begin

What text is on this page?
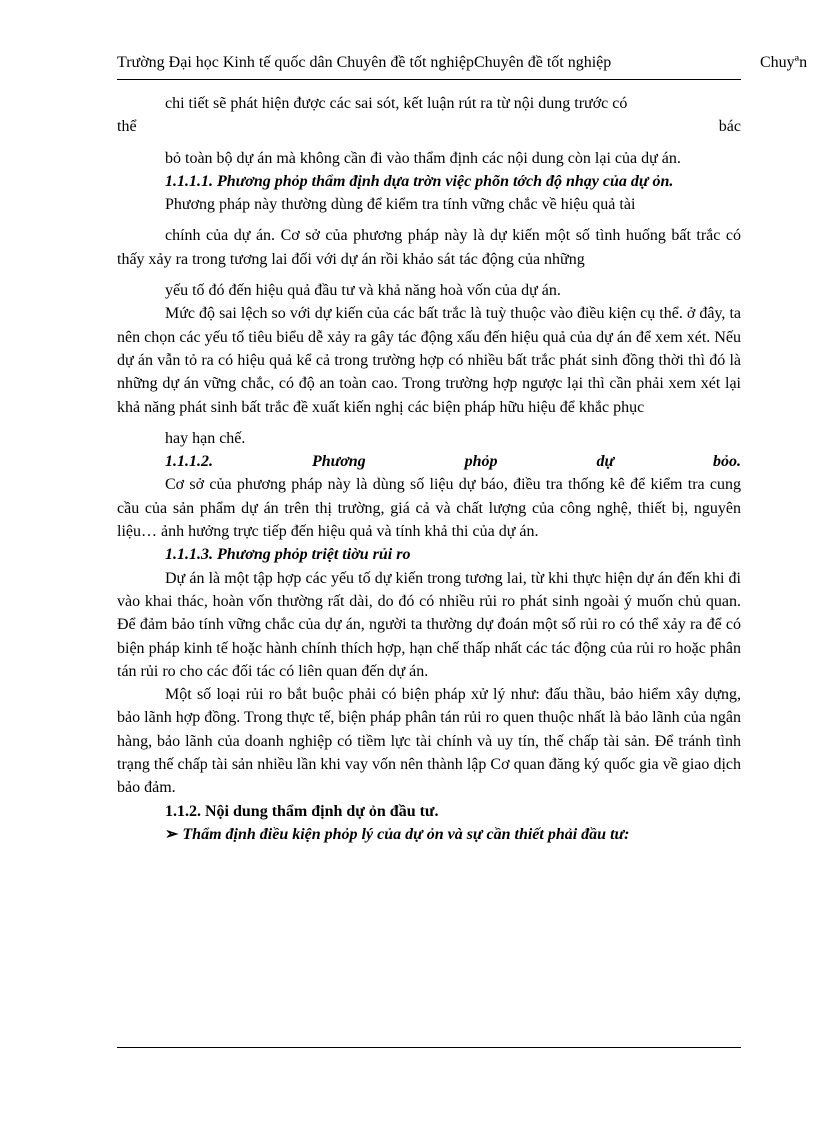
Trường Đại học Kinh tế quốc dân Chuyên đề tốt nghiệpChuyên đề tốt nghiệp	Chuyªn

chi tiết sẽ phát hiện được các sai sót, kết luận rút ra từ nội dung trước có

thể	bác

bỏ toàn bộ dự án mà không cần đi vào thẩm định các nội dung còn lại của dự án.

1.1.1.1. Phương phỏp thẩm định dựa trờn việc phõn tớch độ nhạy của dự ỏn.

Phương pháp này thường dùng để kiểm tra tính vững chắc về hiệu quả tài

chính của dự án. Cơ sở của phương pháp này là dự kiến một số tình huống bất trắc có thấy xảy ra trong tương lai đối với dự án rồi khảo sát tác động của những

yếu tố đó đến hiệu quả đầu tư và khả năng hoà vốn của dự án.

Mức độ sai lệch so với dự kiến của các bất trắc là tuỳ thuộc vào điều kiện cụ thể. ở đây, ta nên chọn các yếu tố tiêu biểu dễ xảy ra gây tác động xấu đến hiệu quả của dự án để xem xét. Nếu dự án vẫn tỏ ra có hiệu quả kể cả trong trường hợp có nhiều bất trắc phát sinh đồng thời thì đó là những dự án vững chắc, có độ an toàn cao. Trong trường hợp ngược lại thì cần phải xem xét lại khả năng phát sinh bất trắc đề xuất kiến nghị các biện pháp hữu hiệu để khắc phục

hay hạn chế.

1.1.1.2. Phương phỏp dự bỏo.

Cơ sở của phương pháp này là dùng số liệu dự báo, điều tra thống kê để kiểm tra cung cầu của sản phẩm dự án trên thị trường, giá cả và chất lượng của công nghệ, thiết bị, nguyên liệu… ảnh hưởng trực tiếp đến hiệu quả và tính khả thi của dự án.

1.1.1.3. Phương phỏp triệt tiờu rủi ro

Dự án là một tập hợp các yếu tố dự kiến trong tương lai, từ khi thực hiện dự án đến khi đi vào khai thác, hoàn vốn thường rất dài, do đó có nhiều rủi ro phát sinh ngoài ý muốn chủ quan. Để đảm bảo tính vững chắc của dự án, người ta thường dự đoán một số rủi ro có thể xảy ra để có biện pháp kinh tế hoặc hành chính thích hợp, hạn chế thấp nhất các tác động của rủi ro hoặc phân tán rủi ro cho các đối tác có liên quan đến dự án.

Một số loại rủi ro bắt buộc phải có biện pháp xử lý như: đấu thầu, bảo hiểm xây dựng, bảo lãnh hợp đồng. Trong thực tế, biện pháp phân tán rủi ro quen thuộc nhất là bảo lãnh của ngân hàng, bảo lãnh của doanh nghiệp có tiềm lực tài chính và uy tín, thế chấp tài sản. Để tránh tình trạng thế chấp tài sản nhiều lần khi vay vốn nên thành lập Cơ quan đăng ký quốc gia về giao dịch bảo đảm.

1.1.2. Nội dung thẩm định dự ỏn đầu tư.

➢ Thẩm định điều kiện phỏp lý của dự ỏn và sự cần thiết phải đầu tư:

end

## Exercise details
Every record above should come back exactly, but without its pictures.

## Reply to the task
What text is on this page?
Trường Đại học Kinh tế quốc dân Chuyên đề tốt nghiệpChuyên đề tốt nghiệp	Chuyªn

chi tiết sẽ phát hiện được các sai sót, kết luận rút ra từ nội dung trước có

thể	bác

bỏ toàn bộ dự án mà không cần đi vào thẩm định các nội dung còn lại của dự án.

1.1.1.1. Phương phỏp thẩm định dựa trờn việc phõn tớch độ nhạy của dự ỏn.

Phương pháp này thường dùng để kiểm tra tính vững chắc về hiệu quả tài

chính của dự án. Cơ sở của phương pháp này là dự kiến một số tình huống bất trắc có thấy xảy ra trong tương lai đối với dự án rồi khảo sát tác động của những

yếu tố đó đến hiệu quả đầu tư và khả năng hoà vốn của dự án.

Mức độ sai lệch so với dự kiến của các bất trắc là tuỳ thuộc vào điều kiện cụ thể. ở đây, ta nên chọn các yếu tố tiêu biểu dễ xảy ra gây tác động xấu đến hiệu quả của dự án để xem xét. Nếu dự án vẫn tỏ ra có hiệu quả kể cả trong trường hợp có nhiều bất trắc phát sinh đồng thời thì đó là những dự án vững chắc, có độ an toàn cao. Trong trường hợp ngược lại thì cần phải xem xét lại khả năng phát sinh bất trắc đề xuất kiến nghị các biện pháp hữu hiệu để khắc phục

hay hạn chế.

1.1.1.2. Phương phỏp dự bỏo.

Cơ sở của phương pháp này là dùng số liệu dự báo, điều tra thống kê để kiểm tra cung cầu của sản phẩm dự án trên thị trường, giá cả và chất lượng của công nghệ, thiết bị, nguyên liệu… ảnh hưởng trực tiếp đến hiệu quả và tính khả thi của dự án.

1.1.1.3. Phương phỏp triệt tiờu rủi ro

Dự án là một tập hợp các yếu tố dự kiến trong tương lai, từ khi thực hiện dự án đến khi đi vào khai thác, hoàn vốn thường rất dài, do đó có nhiều rủi ro phát sinh ngoài ý muốn chủ quan. Để đảm bảo tính vững chắc của dự án, người ta thường dự đoán một số rủi ro có thể xảy ra để có biện pháp kinh tế hoặc hành chính thích hợp, hạn chế thấp nhất các tác động của rủi ro hoặc phân tán rủi ro cho các đối tác có liên quan đến dự án.

Một số loại rủi ro bắt buộc phải có biện pháp xử lý như: đấu thầu, bảo hiểm xây dựng, bảo lãnh hợp đồng. Trong thực tế, biện pháp phân tán rủi ro quen thuộc nhất là bảo lãnh của ngân hàng, bảo lãnh của doanh nghiệp có tiềm lực tài chính và uy tín, thế chấp tài sản. Để tránh tình trạng thế chấp tài sản nhiều lần khi vay vốn nên thành lập Cơ quan đăng ký quốc gia về giao dịch bảo đảm.

1.1.2. Nội dung thẩm định dự ỏn đầu tư.

➢ Thẩm định điều kiện phỏp lý của dự ỏn và sự cần thiết phải đầu tư:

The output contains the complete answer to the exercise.